PROBLEM TO WORK ON → Copy the data from its first line through the line containing "callout-lower-b1: 流量加倍 <box>310", keeping each line unchanged.

RECORDS TO USE →

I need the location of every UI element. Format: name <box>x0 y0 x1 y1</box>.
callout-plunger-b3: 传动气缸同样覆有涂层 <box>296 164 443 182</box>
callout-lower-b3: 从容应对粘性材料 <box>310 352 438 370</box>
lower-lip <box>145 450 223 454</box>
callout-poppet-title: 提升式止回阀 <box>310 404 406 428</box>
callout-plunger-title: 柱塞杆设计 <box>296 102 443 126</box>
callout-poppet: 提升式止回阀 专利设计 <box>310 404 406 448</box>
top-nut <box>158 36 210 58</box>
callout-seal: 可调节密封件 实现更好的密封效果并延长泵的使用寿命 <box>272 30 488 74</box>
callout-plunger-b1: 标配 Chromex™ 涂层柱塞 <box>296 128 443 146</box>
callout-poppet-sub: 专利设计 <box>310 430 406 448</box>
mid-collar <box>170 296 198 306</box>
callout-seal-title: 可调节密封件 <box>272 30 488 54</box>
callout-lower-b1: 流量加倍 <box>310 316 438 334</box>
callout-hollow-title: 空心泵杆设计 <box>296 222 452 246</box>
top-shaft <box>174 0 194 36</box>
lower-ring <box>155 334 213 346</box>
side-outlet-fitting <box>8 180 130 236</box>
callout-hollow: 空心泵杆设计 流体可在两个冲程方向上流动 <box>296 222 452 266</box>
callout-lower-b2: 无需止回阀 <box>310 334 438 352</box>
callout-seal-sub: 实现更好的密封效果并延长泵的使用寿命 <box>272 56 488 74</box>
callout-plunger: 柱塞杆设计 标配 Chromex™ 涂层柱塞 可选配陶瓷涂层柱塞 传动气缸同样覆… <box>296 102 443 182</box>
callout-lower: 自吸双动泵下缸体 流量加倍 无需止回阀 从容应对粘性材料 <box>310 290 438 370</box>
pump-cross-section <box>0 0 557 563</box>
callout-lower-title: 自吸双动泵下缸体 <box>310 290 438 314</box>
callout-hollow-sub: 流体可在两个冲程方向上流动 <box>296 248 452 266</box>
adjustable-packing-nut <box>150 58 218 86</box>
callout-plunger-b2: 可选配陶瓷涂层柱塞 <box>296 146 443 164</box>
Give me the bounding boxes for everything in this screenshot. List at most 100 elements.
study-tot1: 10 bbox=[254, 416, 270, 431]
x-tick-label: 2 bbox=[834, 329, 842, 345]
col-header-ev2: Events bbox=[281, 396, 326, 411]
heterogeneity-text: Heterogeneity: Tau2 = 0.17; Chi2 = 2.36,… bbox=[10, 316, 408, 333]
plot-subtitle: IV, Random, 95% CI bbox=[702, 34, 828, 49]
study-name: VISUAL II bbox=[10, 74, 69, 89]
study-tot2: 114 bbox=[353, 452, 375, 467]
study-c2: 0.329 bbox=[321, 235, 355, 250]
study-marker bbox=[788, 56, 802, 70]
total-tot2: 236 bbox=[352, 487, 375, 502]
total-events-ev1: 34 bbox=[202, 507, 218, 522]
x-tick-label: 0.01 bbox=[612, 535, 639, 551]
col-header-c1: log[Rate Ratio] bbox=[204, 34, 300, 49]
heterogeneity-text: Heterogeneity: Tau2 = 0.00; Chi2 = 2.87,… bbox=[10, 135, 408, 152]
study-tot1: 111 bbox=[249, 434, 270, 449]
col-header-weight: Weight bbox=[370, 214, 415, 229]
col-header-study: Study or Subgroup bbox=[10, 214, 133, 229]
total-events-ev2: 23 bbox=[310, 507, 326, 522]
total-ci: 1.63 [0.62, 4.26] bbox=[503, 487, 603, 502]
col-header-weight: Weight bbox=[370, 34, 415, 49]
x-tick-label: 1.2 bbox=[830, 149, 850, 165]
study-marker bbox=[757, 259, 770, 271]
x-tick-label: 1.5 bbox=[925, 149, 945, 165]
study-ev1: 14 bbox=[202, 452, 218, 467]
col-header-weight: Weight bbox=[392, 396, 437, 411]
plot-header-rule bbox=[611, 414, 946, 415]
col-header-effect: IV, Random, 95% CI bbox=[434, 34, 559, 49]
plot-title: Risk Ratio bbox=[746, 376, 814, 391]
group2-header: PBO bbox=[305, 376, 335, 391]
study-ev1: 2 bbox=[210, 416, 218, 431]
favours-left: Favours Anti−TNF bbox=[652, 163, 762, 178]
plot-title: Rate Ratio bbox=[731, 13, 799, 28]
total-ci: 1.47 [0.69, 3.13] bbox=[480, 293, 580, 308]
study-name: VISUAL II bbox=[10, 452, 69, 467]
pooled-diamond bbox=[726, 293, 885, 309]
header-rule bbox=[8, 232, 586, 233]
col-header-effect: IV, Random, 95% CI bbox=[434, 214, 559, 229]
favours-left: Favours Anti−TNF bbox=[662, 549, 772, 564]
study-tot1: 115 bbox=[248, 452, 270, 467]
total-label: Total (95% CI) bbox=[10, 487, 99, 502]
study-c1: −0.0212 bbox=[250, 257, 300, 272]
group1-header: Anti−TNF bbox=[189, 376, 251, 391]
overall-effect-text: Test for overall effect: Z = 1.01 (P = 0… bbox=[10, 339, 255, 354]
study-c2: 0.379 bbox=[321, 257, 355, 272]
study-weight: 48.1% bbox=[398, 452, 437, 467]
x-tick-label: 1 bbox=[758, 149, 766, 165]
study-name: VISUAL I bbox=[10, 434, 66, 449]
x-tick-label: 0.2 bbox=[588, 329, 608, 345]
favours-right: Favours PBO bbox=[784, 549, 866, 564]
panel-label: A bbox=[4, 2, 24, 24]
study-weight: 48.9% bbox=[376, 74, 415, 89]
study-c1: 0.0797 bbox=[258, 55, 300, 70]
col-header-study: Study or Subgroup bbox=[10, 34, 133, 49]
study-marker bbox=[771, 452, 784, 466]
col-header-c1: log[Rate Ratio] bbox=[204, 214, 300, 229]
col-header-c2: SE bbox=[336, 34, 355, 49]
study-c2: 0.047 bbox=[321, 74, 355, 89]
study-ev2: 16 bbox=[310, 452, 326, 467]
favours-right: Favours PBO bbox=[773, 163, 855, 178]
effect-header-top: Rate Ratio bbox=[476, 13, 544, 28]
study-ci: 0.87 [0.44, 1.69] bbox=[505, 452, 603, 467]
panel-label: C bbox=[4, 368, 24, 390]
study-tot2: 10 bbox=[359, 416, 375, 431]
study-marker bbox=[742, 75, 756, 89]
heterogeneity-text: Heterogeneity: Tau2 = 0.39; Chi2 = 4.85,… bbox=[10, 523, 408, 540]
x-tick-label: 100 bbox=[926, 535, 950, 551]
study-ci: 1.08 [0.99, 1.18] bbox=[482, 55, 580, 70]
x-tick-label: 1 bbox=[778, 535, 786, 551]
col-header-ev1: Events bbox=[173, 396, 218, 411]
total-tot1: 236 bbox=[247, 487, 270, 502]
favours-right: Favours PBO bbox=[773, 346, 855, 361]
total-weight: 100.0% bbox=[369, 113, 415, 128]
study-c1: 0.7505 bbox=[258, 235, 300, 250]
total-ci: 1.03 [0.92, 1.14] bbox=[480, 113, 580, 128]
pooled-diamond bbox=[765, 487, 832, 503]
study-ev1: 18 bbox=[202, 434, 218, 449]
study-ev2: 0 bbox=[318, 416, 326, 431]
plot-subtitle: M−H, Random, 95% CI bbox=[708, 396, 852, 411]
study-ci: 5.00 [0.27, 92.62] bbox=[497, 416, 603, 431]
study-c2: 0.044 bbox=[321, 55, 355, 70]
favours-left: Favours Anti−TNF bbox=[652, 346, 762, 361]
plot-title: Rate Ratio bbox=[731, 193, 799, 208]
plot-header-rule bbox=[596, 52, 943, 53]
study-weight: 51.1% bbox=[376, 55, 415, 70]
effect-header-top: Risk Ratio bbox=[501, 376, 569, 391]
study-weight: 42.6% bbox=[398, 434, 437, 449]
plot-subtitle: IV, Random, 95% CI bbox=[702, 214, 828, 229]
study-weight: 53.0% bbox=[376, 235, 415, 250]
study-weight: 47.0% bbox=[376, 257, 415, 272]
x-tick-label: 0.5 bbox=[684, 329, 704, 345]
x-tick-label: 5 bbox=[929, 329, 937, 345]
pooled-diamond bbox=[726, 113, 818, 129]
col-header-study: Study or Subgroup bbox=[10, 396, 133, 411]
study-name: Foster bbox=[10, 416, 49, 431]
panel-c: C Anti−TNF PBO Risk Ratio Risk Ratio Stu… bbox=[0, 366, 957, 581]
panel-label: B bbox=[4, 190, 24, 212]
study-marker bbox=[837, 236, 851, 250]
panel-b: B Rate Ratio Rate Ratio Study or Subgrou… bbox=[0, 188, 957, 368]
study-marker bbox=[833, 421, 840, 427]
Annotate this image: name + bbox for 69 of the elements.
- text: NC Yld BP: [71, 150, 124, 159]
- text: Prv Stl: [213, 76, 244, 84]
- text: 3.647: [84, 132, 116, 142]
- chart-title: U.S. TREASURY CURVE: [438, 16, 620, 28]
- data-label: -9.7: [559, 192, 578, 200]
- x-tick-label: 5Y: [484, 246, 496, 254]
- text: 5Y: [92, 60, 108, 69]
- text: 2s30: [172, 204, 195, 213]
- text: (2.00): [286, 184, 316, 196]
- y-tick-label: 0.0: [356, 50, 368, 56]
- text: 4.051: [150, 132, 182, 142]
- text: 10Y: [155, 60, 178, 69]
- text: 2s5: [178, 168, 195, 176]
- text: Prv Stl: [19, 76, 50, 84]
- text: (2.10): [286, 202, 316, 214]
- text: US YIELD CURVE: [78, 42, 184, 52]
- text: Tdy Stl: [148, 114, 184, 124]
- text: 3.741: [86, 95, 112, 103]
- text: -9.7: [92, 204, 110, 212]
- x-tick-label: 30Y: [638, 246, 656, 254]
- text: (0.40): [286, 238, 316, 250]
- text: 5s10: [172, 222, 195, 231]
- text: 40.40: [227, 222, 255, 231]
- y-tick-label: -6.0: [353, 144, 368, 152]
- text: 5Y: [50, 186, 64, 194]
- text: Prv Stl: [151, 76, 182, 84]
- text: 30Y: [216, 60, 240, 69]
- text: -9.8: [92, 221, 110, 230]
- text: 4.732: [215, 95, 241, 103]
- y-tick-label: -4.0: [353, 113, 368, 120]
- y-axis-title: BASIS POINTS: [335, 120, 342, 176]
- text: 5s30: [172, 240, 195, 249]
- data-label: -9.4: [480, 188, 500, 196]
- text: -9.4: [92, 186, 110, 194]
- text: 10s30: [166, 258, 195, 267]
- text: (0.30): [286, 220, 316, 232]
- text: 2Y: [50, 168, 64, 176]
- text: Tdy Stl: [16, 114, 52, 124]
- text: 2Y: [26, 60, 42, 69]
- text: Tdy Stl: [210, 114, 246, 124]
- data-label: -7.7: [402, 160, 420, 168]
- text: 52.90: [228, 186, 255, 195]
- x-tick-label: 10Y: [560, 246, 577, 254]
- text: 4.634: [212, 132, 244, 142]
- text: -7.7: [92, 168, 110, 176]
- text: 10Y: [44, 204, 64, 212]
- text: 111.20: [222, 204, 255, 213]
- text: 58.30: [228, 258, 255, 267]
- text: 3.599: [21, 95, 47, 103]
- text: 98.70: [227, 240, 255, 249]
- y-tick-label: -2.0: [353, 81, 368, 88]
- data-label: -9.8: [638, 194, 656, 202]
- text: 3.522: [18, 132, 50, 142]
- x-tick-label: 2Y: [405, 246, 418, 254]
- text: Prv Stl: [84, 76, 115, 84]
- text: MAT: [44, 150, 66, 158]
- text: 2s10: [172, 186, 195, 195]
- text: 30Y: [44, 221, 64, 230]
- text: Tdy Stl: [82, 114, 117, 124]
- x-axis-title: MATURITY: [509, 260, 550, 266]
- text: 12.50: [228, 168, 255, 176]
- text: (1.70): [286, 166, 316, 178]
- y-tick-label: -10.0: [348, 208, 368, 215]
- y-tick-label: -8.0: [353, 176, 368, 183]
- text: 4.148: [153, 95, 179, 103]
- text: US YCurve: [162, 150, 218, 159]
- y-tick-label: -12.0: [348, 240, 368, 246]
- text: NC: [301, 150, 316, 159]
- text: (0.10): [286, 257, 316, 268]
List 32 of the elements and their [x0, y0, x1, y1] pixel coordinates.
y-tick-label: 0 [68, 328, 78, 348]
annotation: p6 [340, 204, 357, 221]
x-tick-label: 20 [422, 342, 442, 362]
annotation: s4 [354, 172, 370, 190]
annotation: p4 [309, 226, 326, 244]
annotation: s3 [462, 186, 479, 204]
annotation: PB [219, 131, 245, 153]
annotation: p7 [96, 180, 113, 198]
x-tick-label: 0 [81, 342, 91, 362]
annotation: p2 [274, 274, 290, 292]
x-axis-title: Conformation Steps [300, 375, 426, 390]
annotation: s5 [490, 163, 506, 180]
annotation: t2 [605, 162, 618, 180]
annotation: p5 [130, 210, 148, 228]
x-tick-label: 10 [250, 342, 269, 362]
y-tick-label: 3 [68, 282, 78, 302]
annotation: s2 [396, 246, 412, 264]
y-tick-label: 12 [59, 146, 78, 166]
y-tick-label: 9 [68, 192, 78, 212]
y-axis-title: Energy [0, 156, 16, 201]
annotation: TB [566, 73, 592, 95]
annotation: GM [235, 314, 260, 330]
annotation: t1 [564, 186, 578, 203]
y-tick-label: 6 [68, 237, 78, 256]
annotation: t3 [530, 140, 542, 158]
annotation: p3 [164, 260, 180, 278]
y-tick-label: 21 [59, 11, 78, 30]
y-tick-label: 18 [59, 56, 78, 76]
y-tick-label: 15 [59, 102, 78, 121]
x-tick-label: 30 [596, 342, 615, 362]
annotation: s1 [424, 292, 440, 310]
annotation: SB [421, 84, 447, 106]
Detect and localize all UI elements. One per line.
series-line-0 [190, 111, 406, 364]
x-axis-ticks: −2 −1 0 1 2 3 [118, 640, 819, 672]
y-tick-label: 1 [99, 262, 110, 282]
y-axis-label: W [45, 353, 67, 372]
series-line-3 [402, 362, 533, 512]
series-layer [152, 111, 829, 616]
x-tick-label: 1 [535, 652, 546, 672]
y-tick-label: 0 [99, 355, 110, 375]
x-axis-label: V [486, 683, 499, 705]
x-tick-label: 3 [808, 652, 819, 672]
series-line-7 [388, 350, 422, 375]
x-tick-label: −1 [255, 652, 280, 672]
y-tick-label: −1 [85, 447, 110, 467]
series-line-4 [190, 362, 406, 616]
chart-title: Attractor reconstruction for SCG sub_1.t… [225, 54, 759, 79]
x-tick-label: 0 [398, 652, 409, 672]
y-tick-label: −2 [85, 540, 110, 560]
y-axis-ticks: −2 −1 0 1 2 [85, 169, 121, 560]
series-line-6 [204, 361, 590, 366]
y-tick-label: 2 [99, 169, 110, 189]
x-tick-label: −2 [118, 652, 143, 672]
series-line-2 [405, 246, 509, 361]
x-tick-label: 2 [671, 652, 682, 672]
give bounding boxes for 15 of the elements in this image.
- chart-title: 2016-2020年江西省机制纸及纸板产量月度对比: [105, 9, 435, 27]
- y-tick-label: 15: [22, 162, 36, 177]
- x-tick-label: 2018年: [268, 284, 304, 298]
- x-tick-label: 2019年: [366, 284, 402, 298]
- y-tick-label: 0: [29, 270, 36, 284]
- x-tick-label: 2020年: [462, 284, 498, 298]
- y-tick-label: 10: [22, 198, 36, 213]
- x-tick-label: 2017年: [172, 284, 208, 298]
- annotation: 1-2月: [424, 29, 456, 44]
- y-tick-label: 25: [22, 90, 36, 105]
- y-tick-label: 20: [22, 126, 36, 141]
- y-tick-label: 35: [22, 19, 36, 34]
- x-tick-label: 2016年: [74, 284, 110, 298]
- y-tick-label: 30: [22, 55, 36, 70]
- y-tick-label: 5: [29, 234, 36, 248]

ANSWER TO THE EXERCISE →
I need the location of every UI element. Format: name <box>x0 y0 x1 y1</box>.
callout-plunger-b3: 传动气缸同样覆有涂层 <box>296 164 443 182</box>
callout-lower-b3: 从容应对粘性材料 <box>310 352 438 370</box>
lower-lip <box>145 450 223 454</box>
callout-poppet-title: 提升式止回阀 <box>310 404 406 428</box>
callout-plunger-title: 柱塞杆设计 <box>296 102 443 126</box>
callout-poppet: 提升式止回阀 专利设计 <box>310 404 406 448</box>
top-nut <box>158 36 210 58</box>
callout-seal: 可调节密封件 实现更好的密封效果并延长泵的使用寿命 <box>272 30 488 74</box>
callout-plunger-b1: 标配 Chromex™ 涂层柱塞 <box>296 128 443 146</box>
callout-poppet-sub: 专利设计 <box>310 430 406 448</box>
mid-collar <box>170 296 198 306</box>
callout-seal-title: 可调节密封件 <box>272 30 488 54</box>
callout-lower-b1: 流量加倍 <box>310 316 438 334</box>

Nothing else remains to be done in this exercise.